• **Work to be completed**
Each line of the material must be repeated precisely, with the pictures left out.

• **Records provided**
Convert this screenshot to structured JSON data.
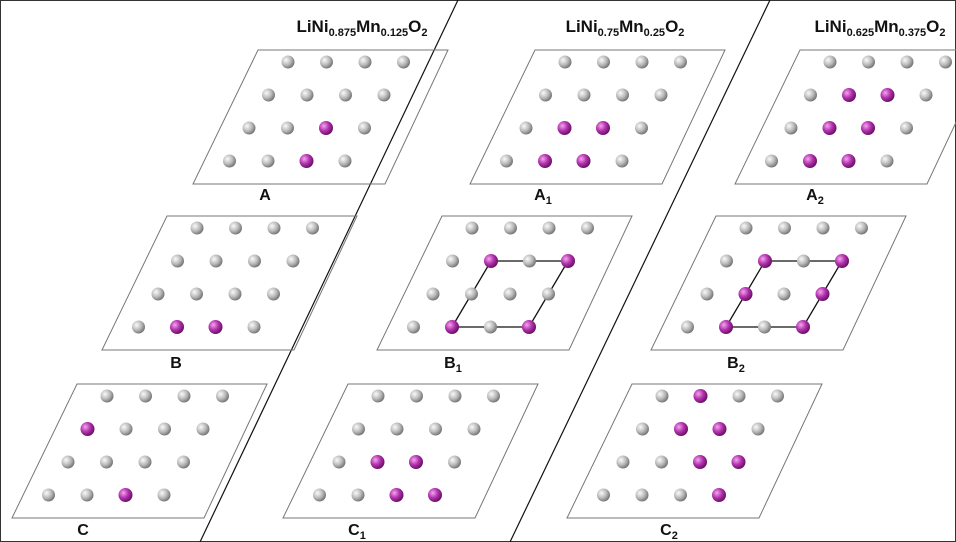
{
  "columns": [
    {
      "formula": [
        "LiNi",
        "0.875",
        "Mn",
        "0.125",
        "O",
        "2"
      ]
    },
    {
      "formula": [
        "LiNi",
        "0.75",
        "Mn",
        "0.25",
        "O",
        "2"
      ]
    },
    {
      "formula": [
        "LiNi",
        "0.625",
        "Mn",
        "0.375",
        "O",
        "2"
      ]
    }
  ],
  "panels": [
    {
      "letter": "A"
    },
    {
      "letter": "B"
    },
    {
      "letter": "C"
    },
    {
      "letter": "A",
      "sub": "1"
    },
    {
      "letter": "B",
      "sub": "1"
    },
    {
      "letter": "C",
      "sub": "1"
    },
    {
      "letter": "A",
      "sub": "2"
    },
    {
      "letter": "B",
      "sub": "2"
    },
    {
      "letter": "C",
      "sub": "2"
    }
  ]
}
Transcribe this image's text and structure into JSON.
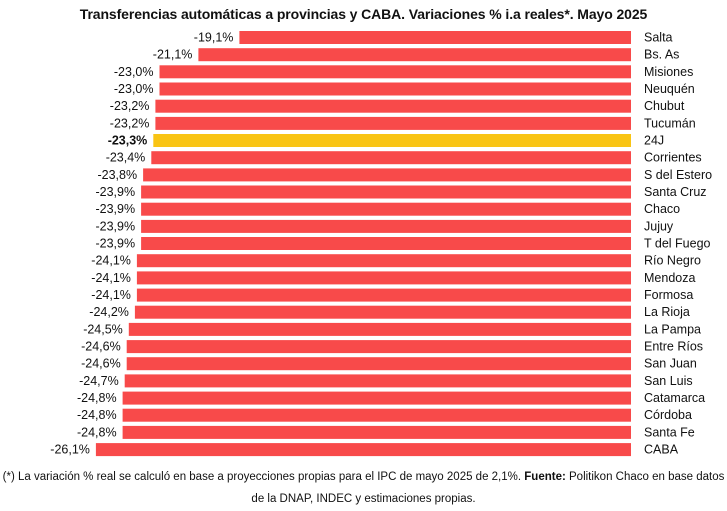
{
  "title": "Transferencias automáticas a provincias y CABA. Variaciones % i.a reales*. Mayo 2025",
  "footnote": {
    "line1_prefix": "(*) La variación % real se calculó en base a proyecciones propias para el IPC de mayo 2025 de 2,1%. ",
    "source_label": "Fuente:",
    "line1_suffix": " Politikon Chaco en base datos",
    "line2": "de la DNAP, INDEC y estimaciones propias."
  },
  "colors": {
    "bar": "#f84a4a",
    "highlight": "#f9c414"
  },
  "chart_data": {
    "type": "bar",
    "orientation": "horizontal",
    "categories": [
      "Salta",
      "Bs. As",
      "Misiones",
      "Neuquén",
      "Chubut",
      "Tucumán",
      "24J",
      "Corrientes",
      "S del Estero",
      "Santa Cruz",
      "Chaco",
      "Jujuy",
      "T del Fuego",
      "Río Negro",
      "Mendoza",
      "Formosa",
      "La Rioja",
      "La Pampa",
      "Entre Ríos",
      "San Juan",
      "San Luis",
      "Catamarca",
      "Córdoba",
      "Santa Fe",
      "CABA"
    ],
    "values": [
      -19.1,
      -21.1,
      -23.0,
      -23.0,
      -23.2,
      -23.2,
      -23.3,
      -23.4,
      -23.8,
      -23.9,
      -23.9,
      -23.9,
      -23.9,
      -24.1,
      -24.1,
      -24.1,
      -24.2,
      -24.5,
      -24.6,
      -24.6,
      -24.7,
      -24.8,
      -24.8,
      -24.8,
      -26.1
    ],
    "labels": [
      "-19,1%",
      "-21,1%",
      "-23,0%",
      "-23,0%",
      "-23,2%",
      "-23,2%",
      "-23,3%",
      "-23,4%",
      "-23,8%",
      "-23,9%",
      "-23,9%",
      "-23,9%",
      "-23,9%",
      "-24,1%",
      "-24,1%",
      "-24,1%",
      "-24,2%",
      "-24,5%",
      "-24,6%",
      "-24,6%",
      "-24,7%",
      "-24,8%",
      "-24,8%",
      "-24,8%",
      "-26,1%"
    ],
    "highlight_category": "24J",
    "xlim": [
      -26.1,
      0
    ],
    "grid": false,
    "axes_visible": false,
    "legend": "none"
  }
}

• **Solution to the exercise**
Convert this screenshot to structured JSON data.
{
  "columns": [
    {
      "formula": [
        "LiNi",
        "0.875",
        "Mn",
        "0.125",
        "O",
        "2"
      ]
    },
    {
      "formula": [
        "LiNi",
        "0.75",
        "Mn",
        "0.25",
        "O",
        "2"
      ]
    },
    {
      "formula": [
        "LiNi",
        "0.625",
        "Mn",
        "0.375",
        "O",
        "2"
      ]
    }
  ],
  "panels": [
    {
      "letter": "A"
    },
    {
      "letter": "B"
    },
    {
      "letter": "C"
    },
    {
      "letter": "A",
      "sub": "1"
    },
    {
      "letter": "B",
      "sub": "1"
    },
    {
      "letter": "C",
      "sub": "1"
    },
    {
      "letter": "A",
      "sub": "2"
    },
    {
      "letter": "B",
      "sub": "2"
    },
    {
      "letter": "C",
      "sub": "2"
    }
  ]
}
Transcribe this image's text and structure into JSON.
{
  "title": "Transferencias automáticas a provincias y CABA. Variaciones % i.a reales*. Mayo 2025",
  "footnote": {
    "line1_prefix": "(*) La variación % real se calculó en base a proyecciones propias para el IPC de mayo 2025 de 2,1%. ",
    "source_label": "Fuente:",
    "line1_suffix": " Politikon Chaco en base datos",
    "line2": "de la DNAP, INDEC y estimaciones propias."
  },
  "colors": {
    "bar": "#f84a4a",
    "highlight": "#f9c414"
  },
  "chart_data": {
    "type": "bar",
    "orientation": "horizontal",
    "categories": [
      "Salta",
      "Bs. As",
      "Misiones",
      "Neuquén",
      "Chubut",
      "Tucumán",
      "24J",
      "Corrientes",
      "S del Estero",
      "Santa Cruz",
      "Chaco",
      "Jujuy",
      "T del Fuego",
      "Río Negro",
      "Mendoza",
      "Formosa",
      "La Rioja",
      "La Pampa",
      "Entre Ríos",
      "San Juan",
      "San Luis",
      "Catamarca",
      "Córdoba",
      "Santa Fe",
      "CABA"
    ],
    "values": [
      -19.1,
      -21.1,
      -23.0,
      -23.0,
      -23.2,
      -23.2,
      -23.3,
      -23.4,
      -23.8,
      -23.9,
      -23.9,
      -23.9,
      -23.9,
      -24.1,
      -24.1,
      -24.1,
      -24.2,
      -24.5,
      -24.6,
      -24.6,
      -24.7,
      -24.8,
      -24.8,
      -24.8,
      -26.1
    ],
    "labels": [
      "-19,1%",
      "-21,1%",
      "-23,0%",
      "-23,0%",
      "-23,2%",
      "-23,2%",
      "-23,3%",
      "-23,4%",
      "-23,8%",
      "-23,9%",
      "-23,9%",
      "-23,9%",
      "-23,9%",
      "-24,1%",
      "-24,1%",
      "-24,1%",
      "-24,2%",
      "-24,5%",
      "-24,6%",
      "-24,6%",
      "-24,7%",
      "-24,8%",
      "-24,8%",
      "-24,8%",
      "-26,1%"
    ],
    "highlight_category": "24J",
    "xlim": [
      -26.1,
      0
    ],
    "grid": false,
    "axes_visible": false,
    "legend": "none"
  }
}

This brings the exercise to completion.